-- Start of MATERIAL SUPPLIED --
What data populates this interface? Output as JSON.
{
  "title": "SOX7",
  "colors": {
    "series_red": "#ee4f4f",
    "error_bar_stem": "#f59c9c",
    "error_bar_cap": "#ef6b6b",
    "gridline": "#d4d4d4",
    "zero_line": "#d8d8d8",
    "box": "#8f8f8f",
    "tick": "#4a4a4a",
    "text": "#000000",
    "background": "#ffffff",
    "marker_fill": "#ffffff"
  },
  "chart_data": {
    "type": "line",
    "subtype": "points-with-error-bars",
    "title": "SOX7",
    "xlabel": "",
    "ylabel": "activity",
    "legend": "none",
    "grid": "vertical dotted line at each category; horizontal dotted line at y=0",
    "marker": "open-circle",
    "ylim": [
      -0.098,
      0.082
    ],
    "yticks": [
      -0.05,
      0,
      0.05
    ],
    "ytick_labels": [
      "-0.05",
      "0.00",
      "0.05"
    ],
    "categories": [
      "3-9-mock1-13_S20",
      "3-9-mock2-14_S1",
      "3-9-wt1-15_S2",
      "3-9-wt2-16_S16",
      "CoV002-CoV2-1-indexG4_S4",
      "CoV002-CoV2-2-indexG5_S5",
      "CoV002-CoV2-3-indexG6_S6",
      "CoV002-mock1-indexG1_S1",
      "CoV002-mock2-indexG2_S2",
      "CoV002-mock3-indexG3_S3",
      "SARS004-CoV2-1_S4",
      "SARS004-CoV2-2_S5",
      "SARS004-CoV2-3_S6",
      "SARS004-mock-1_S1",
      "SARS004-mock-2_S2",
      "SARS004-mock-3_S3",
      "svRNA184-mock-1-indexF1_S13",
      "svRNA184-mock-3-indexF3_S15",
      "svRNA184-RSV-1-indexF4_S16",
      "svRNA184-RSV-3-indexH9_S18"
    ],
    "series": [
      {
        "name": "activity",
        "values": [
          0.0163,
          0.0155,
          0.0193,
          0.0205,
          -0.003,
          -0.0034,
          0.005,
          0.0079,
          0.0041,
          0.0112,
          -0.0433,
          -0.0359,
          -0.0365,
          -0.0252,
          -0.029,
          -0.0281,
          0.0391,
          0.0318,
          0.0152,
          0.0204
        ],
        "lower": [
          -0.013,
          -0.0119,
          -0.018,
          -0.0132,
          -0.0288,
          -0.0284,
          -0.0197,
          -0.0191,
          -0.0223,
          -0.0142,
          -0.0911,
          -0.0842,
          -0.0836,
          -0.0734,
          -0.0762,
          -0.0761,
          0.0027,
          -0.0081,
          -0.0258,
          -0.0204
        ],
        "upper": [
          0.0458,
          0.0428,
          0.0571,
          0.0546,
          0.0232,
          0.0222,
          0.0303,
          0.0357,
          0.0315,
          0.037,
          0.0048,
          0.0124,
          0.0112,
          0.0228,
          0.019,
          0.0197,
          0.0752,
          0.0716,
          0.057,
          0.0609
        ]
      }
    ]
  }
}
-- End of MATERIAL SUPPLIED --
PROBLEM DETAILS >> Output the full listing exactly as it stands.

REPLY TO THE TASK >>
What data populates this interface? Output as JSON.
{
  "title": "SOX7",
  "colors": {
    "series_red": "#ee4f4f",
    "error_bar_stem": "#f59c9c",
    "error_bar_cap": "#ef6b6b",
    "gridline": "#d4d4d4",
    "zero_line": "#d8d8d8",
    "box": "#8f8f8f",
    "tick": "#4a4a4a",
    "text": "#000000",
    "background": "#ffffff",
    "marker_fill": "#ffffff"
  },
  "chart_data": {
    "type": "line",
    "subtype": "points-with-error-bars",
    "title": "SOX7",
    "xlabel": "",
    "ylabel": "activity",
    "legend": "none",
    "grid": "vertical dotted line at each category; horizontal dotted line at y=0",
    "marker": "open-circle",
    "ylim": [
      -0.098,
      0.082
    ],
    "yticks": [
      -0.05,
      0,
      0.05
    ],
    "ytick_labels": [
      "-0.05",
      "0.00",
      "0.05"
    ],
    "categories": [
      "3-9-mock1-13_S20",
      "3-9-mock2-14_S1",
      "3-9-wt1-15_S2",
      "3-9-wt2-16_S16",
      "CoV002-CoV2-1-indexG4_S4",
      "CoV002-CoV2-2-indexG5_S5",
      "CoV002-CoV2-3-indexG6_S6",
      "CoV002-mock1-indexG1_S1",
      "CoV002-mock2-indexG2_S2",
      "CoV002-mock3-indexG3_S3",
      "SARS004-CoV2-1_S4",
      "SARS004-CoV2-2_S5",
      "SARS004-CoV2-3_S6",
      "SARS004-mock-1_S1",
      "SARS004-mock-2_S2",
      "SARS004-mock-3_S3",
      "svRNA184-mock-1-indexF1_S13",
      "svRNA184-mock-3-indexF3_S15",
      "svRNA184-RSV-1-indexF4_S16",
      "svRNA184-RSV-3-indexH9_S18"
    ],
    "series": [
      {
        "name": "activity",
        "values": [
          0.0163,
          0.0155,
          0.0193,
          0.0205,
          -0.003,
          -0.0034,
          0.005,
          0.0079,
          0.0041,
          0.0112,
          -0.0433,
          -0.0359,
          -0.0365,
          -0.0252,
          -0.029,
          -0.0281,
          0.0391,
          0.0318,
          0.0152,
          0.0204
        ],
        "lower": [
          -0.013,
          -0.0119,
          -0.018,
          -0.0132,
          -0.0288,
          -0.0284,
          -0.0197,
          -0.0191,
          -0.0223,
          -0.0142,
          -0.0911,
          -0.0842,
          -0.0836,
          -0.0734,
          -0.0762,
          -0.0761,
          0.0027,
          -0.0081,
          -0.0258,
          -0.0204
        ],
        "upper": [
          0.0458,
          0.0428,
          0.0571,
          0.0546,
          0.0232,
          0.0222,
          0.0303,
          0.0357,
          0.0315,
          0.037,
          0.0048,
          0.0124,
          0.0112,
          0.0228,
          0.019,
          0.0197,
          0.0752,
          0.0716,
          0.057,
          0.0609
        ]
      }
    ]
  }
}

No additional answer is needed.